§ Goal: Pictures do not belong in the copy, so please give every entry below again exactly.

§ Task inputs:
___

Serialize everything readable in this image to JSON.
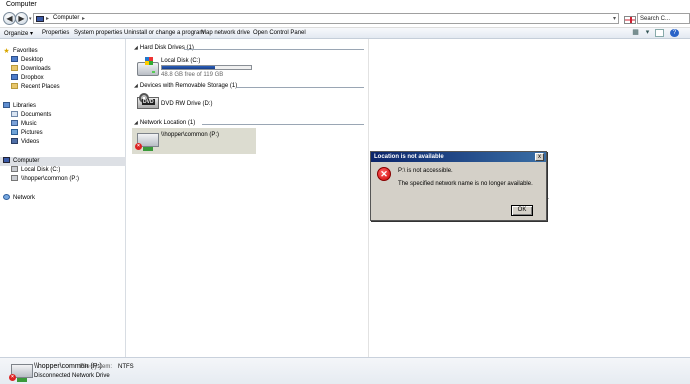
{
  "window": {
    "title": "Computer"
  },
  "address_bar": {
    "location": "Computer",
    "search_placeholder": "Search C..."
  },
  "toolbar": {
    "items": [
      "Organize",
      "Properties",
      "System properties",
      "Uninstall or change a program",
      "Map network drive",
      "Open Control Panel"
    ],
    "organize_arrow": "▾"
  },
  "navigation": {
    "favorites": {
      "label": "Favorites",
      "items": [
        "Desktop",
        "Downloads",
        "Dropbox",
        "Recent Places"
      ]
    },
    "libraries": {
      "label": "Libraries",
      "items": [
        "Documents",
        "Music",
        "Pictures",
        "Videos"
      ]
    },
    "computer": {
      "label": "Computer",
      "items": [
        "Local Disk (C:)",
        "\\\\hopper\\common (P:)"
      ]
    },
    "network": {
      "label": "Network"
    }
  },
  "content": {
    "groups": {
      "hard_disk": "Hard Disk Drives (1)",
      "removable": "Devices with Removable Storage (1)",
      "network": "Network Location (1)"
    },
    "local_disk": {
      "name": "Local Disk (C:)",
      "free": "48.8 GB free of 119 GB",
      "used_fraction": 0.59
    },
    "dvd": {
      "name": "DVD RW Drive (D:)",
      "badge": "DVD"
    },
    "network_drive": {
      "name": "\\\\hopper\\common (P:)"
    },
    "ghost_text": "e."
  },
  "dialog": {
    "title": "Location is not available",
    "close": "x",
    "message1": "P:\\ is not accessible.",
    "message2": "The specified network name is no longer available.",
    "ok_label": "OK"
  },
  "status": {
    "name": "\\\\hopper\\common (P:)",
    "fs_label": "File system:",
    "fs_value": "NTFS",
    "sub": "Disconnected Network Drive"
  }
}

___

§ Output:
Serialize everything readable in this image to JSON.
{
  "window": {
    "title": "Computer"
  },
  "address_bar": {
    "location": "Computer",
    "search_placeholder": "Search C..."
  },
  "toolbar": {
    "items": [
      "Organize",
      "Properties",
      "System properties",
      "Uninstall or change a program",
      "Map network drive",
      "Open Control Panel"
    ],
    "organize_arrow": "▾"
  },
  "navigation": {
    "favorites": {
      "label": "Favorites",
      "items": [
        "Desktop",
        "Downloads",
        "Dropbox",
        "Recent Places"
      ]
    },
    "libraries": {
      "label": "Libraries",
      "items": [
        "Documents",
        "Music",
        "Pictures",
        "Videos"
      ]
    },
    "computer": {
      "label": "Computer",
      "items": [
        "Local Disk (C:)",
        "\\\\hopper\\common (P:)"
      ]
    },
    "network": {
      "label": "Network"
    }
  },
  "content": {
    "groups": {
      "hard_disk": "Hard Disk Drives (1)",
      "removable": "Devices with Removable Storage (1)",
      "network": "Network Location (1)"
    },
    "local_disk": {
      "name": "Local Disk (C:)",
      "free": "48.8 GB free of 119 GB",
      "used_fraction": 0.59
    },
    "dvd": {
      "name": "DVD RW Drive (D:)",
      "badge": "DVD"
    },
    "network_drive": {
      "name": "\\\\hopper\\common (P:)"
    },
    "ghost_text": "e."
  },
  "dialog": {
    "title": "Location is not available",
    "close": "x",
    "message1": "P:\\ is not accessible.",
    "message2": "The specified network name is no longer available.",
    "ok_label": "OK"
  },
  "status": {
    "name": "\\\\hopper\\common (P:)",
    "fs_label": "File system:",
    "fs_value": "NTFS",
    "sub": "Disconnected Network Drive"
  }
}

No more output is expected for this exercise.